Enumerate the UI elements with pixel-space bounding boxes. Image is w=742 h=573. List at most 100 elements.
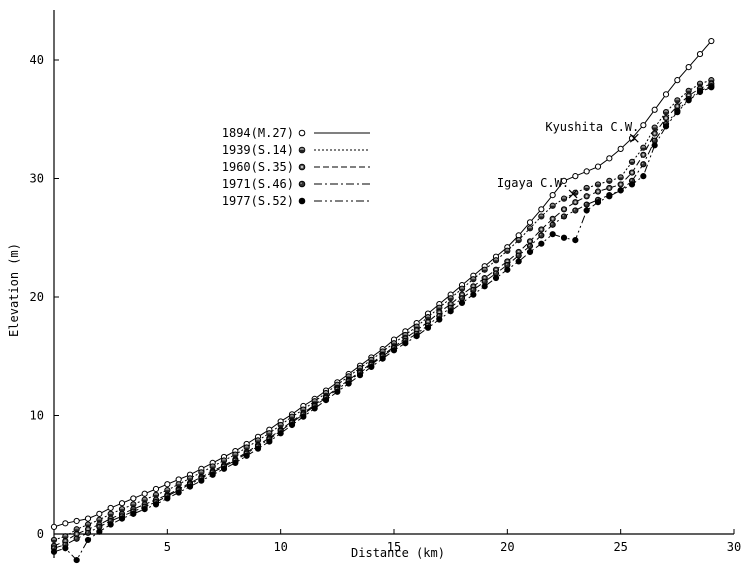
- series-5-point-58: [708, 84, 715, 91]
- series-1-point-53: [651, 106, 658, 113]
- series-1-point-8: [141, 490, 148, 497]
- series-5-point-30: [390, 347, 398, 354]
- series-5-point-6: [118, 515, 126, 522]
- series-layer: [50, 37, 715, 564]
- series-4-point-37: [470, 286, 477, 293]
- series-3-point-47: [583, 193, 590, 200]
- series-3-point-52: [640, 151, 647, 158]
- series-4-point-45: [560, 213, 568, 220]
- series-3-point-42: [526, 238, 534, 245]
- series-5-point-39: [492, 274, 500, 282]
- legend-item-3: 1960(S.35): [222, 160, 370, 174]
- series-1-point-2: [73, 517, 80, 525]
- series-5-point-16: [232, 459, 239, 466]
- series-5-point-27: [356, 372, 364, 379]
- series-5-point-20: [277, 430, 284, 437]
- series-5-point-48: [594, 199, 602, 206]
- series-5-point-38: [481, 283, 488, 290]
- series-5-point-12: [186, 483, 194, 490]
- series-5-point-45: [560, 234, 568, 241]
- legend-marker-4: [298, 180, 306, 188]
- annotation-1: Kyushita C.W.: [545, 120, 639, 143]
- series-5-point-46: [572, 237, 579, 244]
- series-1-point-50: [617, 145, 624, 152]
- series-1-point-44: [549, 191, 556, 199]
- series-5-point-37: [470, 291, 477, 298]
- y-tick-label-20: 20: [30, 290, 44, 304]
- series-2-point-3: [84, 521, 92, 528]
- y-tick-label-10: 10: [30, 409, 44, 423]
- series-5-point-52: [640, 173, 647, 180]
- series-5-point-33: [424, 324, 432, 331]
- series-4-point-36: [458, 295, 466, 302]
- legend-item-5: 1977(S.52): [222, 194, 370, 208]
- x-tick-label-20: 20: [500, 540, 514, 554]
- series-1-point-0: [50, 523, 58, 530]
- series-5-point-25: [334, 388, 341, 395]
- x-tick-label-15: 15: [387, 540, 401, 554]
- series-2-point-47: [583, 184, 590, 192]
- series-5-point-57: [696, 88, 704, 96]
- annotation-label-1: Kyushita C.W.: [545, 120, 639, 134]
- series-2-point-54: [662, 109, 670, 116]
- series-2-point-43: [538, 213, 545, 220]
- series-5-point-55: [674, 109, 681, 116]
- series-5-point-50: [617, 187, 624, 194]
- series-5-point-7: [130, 510, 137, 517]
- series-5-point-0: [50, 548, 58, 555]
- series-5-point-21: [288, 421, 296, 429]
- series-2-point-50: [617, 174, 624, 181]
- series-line-1: [53, 40, 712, 528]
- series-3-point-50: [617, 181, 624, 188]
- y-axis-title: Elevation (m): [7, 243, 21, 337]
- series-5-point-41: [515, 258, 522, 265]
- series-3-point-51: [628, 169, 636, 176]
- x-tick-label-10: 10: [273, 540, 287, 554]
- series-2-point-42: [526, 225, 534, 232]
- legend-marker-2: [298, 146, 306, 154]
- series-2-point-52: [640, 144, 647, 151]
- series-2-point-53: [651, 124, 658, 131]
- series-1-point-5: [107, 504, 114, 512]
- series-4-point-3: [84, 529, 92, 536]
- series-3-point-2: [73, 530, 80, 538]
- series-5-point-22: [300, 413, 307, 420]
- series-5-point-32: [413, 333, 420, 340]
- series-1-point-43: [538, 206, 545, 213]
- series-5-point-40: [504, 266, 511, 273]
- series-3-point-53: [651, 130, 658, 137]
- series-5-point-47: [583, 207, 590, 214]
- series-5-point-3: [84, 536, 92, 544]
- annotations: Kyushita C.W. Igaya C.W.: [497, 120, 639, 199]
- series-5-point-56: [685, 97, 692, 104]
- series-3-point-43: [538, 226, 545, 233]
- series-line-2: [53, 79, 712, 541]
- series-5-point-18: [254, 445, 262, 452]
- series-5-point-4: [96, 528, 103, 535]
- series-5-point-5: [107, 521, 114, 528]
- series-5-point-51: [628, 181, 636, 188]
- series-2: [50, 77, 715, 544]
- annotation-cross-b-1: [629, 133, 639, 143]
- series-5-point-35: [447, 308, 454, 315]
- series-4-point-4: [96, 523, 103, 530]
- y-tick-label-0: 0: [37, 527, 44, 541]
- series-5-point-23: [311, 405, 318, 412]
- series-1-point-58: [708, 37, 715, 45]
- series-2-point-48: [594, 181, 602, 188]
- series-1-point-3: [84, 515, 92, 522]
- annotation-label-2: Igaya C.W.: [497, 176, 569, 190]
- series-1-point-9: [152, 485, 160, 493]
- series-3: [50, 80, 715, 549]
- series-1-point-47: [583, 168, 590, 175]
- series-4-point-40: [504, 261, 511, 269]
- series-2-point-2: [73, 526, 80, 533]
- series-3-point-45: [560, 206, 568, 213]
- series-5-point-49: [606, 193, 613, 200]
- series-5-point-15: [220, 465, 228, 472]
- series-5-point-53: [651, 142, 658, 149]
- series-5-point-31: [402, 340, 409, 347]
- series-2-point-37: [470, 276, 477, 283]
- legend-item-4: 1971(S.46): [222, 177, 370, 191]
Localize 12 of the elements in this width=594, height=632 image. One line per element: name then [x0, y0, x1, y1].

OPIS ZADANIA: Proszę przepisać cały materiał ponownie, zmieniając każde wystąpienie „Kyushita C.W.” na „Kyushita” i pozostawiając resztę bez zmian. Obrazy należy pominąć w odpowiedzi.

POPRAWNY WYNIK:
Enumerate the UI elements with pixel-space bounding boxes. Image is w=742 h=573. List at most 100 elements.
- series-5-point-58: [708, 84, 715, 91]
- series-1-point-53: [651, 106, 658, 113]
- series-1-point-8: [141, 490, 148, 497]
- series-5-point-30: [390, 347, 398, 354]
- series-5-point-6: [118, 515, 126, 522]
- series-layer: [50, 37, 715, 564]
- series-4-point-37: [470, 286, 477, 293]
- series-3-point-47: [583, 193, 590, 200]
- series-3-point-52: [640, 151, 647, 158]
- series-4-point-45: [560, 213, 568, 220]
- series-3-point-42: [526, 238, 534, 245]
- series-5-point-39: [492, 274, 500, 282]
- legend-item-3: 1960(S.35): [222, 160, 370, 174]
- series-1-point-2: [73, 517, 80, 525]
- series-5-point-16: [232, 459, 239, 466]
- series-5-point-27: [356, 372, 364, 379]
- series-5-point-20: [277, 430, 284, 437]
- series-5-point-48: [594, 199, 602, 206]
- series-5-point-38: [481, 283, 488, 290]
- series-5-point-12: [186, 483, 194, 490]
- series-5-point-45: [560, 234, 568, 241]
- legend-marker-4: [298, 180, 306, 188]
- annotation-1: Kyushita: [545, 120, 639, 143]
- series-5-point-46: [572, 237, 579, 244]
- series-1-point-50: [617, 145, 624, 152]
- series-1-point-44: [549, 191, 556, 199]
- series-5-point-37: [470, 291, 477, 298]
- y-tick-label-20: 20: [30, 290, 44, 304]
- series-2-point-3: [84, 521, 92, 528]
- y-tick-label-10: 10: [30, 409, 44, 423]
- series-5-point-52: [640, 173, 647, 180]
- series-5-point-33: [424, 324, 432, 331]
- series-4-point-36: [458, 295, 466, 302]
- legend-item-5: 1977(S.52): [222, 194, 370, 208]
- x-tick-label-20: 20: [500, 540, 514, 554]
- series-1-point-0: [50, 523, 58, 530]
- series-5-point-25: [334, 388, 341, 395]
- x-tick-label-15: 15: [387, 540, 401, 554]
- series-2-point-47: [583, 184, 590, 192]
- series-5-point-57: [696, 88, 704, 96]
- annotation-label-1: Kyushita: [545, 120, 639, 134]
- series-2-point-54: [662, 109, 670, 116]
- series-2-point-43: [538, 213, 545, 220]
- series-5-point-55: [674, 109, 681, 116]
- series-5-point-50: [617, 187, 624, 194]
- series-5-point-7: [130, 510, 137, 517]
- series-5-point-0: [50, 548, 58, 555]
- series-5-point-21: [288, 421, 296, 429]
- series-2-point-50: [617, 174, 624, 181]
- series-line-1: [53, 40, 712, 528]
- series-3-point-50: [617, 181, 624, 188]
- y-axis-title: Elevation (m): [7, 243, 21, 337]
- series-5-point-41: [515, 258, 522, 265]
- series-3-point-51: [628, 169, 636, 176]
- x-tick-label-10: 10: [273, 540, 287, 554]
- series-2-point-42: [526, 225, 534, 232]
- legend-marker-2: [298, 146, 306, 154]
- series-2-point-52: [640, 144, 647, 151]
- series-2-point-53: [651, 124, 658, 131]
- series-1-point-5: [107, 504, 114, 512]
- series-4-point-3: [84, 529, 92, 536]
- series-3-point-2: [73, 530, 80, 538]
- series-5-point-22: [300, 413, 307, 420]
- series-5-point-32: [413, 333, 420, 340]
- series-1-point-43: [538, 206, 545, 213]
- series-5-point-40: [504, 266, 511, 273]
- series-3-point-53: [651, 130, 658, 137]
- series-5-point-47: [583, 207, 590, 214]
- series-5-point-3: [84, 536, 92, 544]
- annotations: Kyushita Igaya C.W.: [497, 120, 639, 199]
- series-5-point-56: [685, 97, 692, 104]
- series-3-point-43: [538, 226, 545, 233]
- series-line-2: [53, 79, 712, 541]
- series-5-point-18: [254, 445, 262, 452]
- series-5-point-4: [96, 528, 103, 535]
- series-5-point-5: [107, 521, 114, 528]
- series-5-point-51: [628, 181, 636, 188]
- series-2: [50, 77, 715, 544]
- annotation-cross-b-1: [629, 133, 639, 143]
- series-5-point-35: [447, 308, 454, 315]
- series-4-point-4: [96, 523, 103, 530]
- y-tick-label-0: 0: [37, 527, 44, 541]
- series-5-point-23: [311, 405, 318, 412]
- series-1-point-58: [708, 37, 715, 45]
- series-2-point-48: [594, 181, 602, 188]
- series-1-point-3: [84, 515, 92, 522]
- annotation-label-2: Igaya C.W.: [497, 176, 569, 190]
- series-1-point-9: [152, 485, 160, 493]
- series-3: [50, 80, 715, 549]
- series-1-point-47: [583, 168, 590, 175]
- series-4-point-40: [504, 261, 511, 269]
- series-2-point-2: [73, 526, 80, 533]
- series-3-point-45: [560, 206, 568, 213]
- series-5-point-49: [606, 193, 613, 200]
- series-5-point-15: [220, 465, 228, 472]
- series-5-point-53: [651, 142, 658, 149]
- series-5-point-31: [402, 340, 409, 347]
- series-2-point-37: [470, 276, 477, 283]
- legend-item-4: 1971(S.46): [222, 177, 370, 191]
Localize 12 of the elements in this width=594, height=632 image. One line per element: name then [x0, y0, x1, y1].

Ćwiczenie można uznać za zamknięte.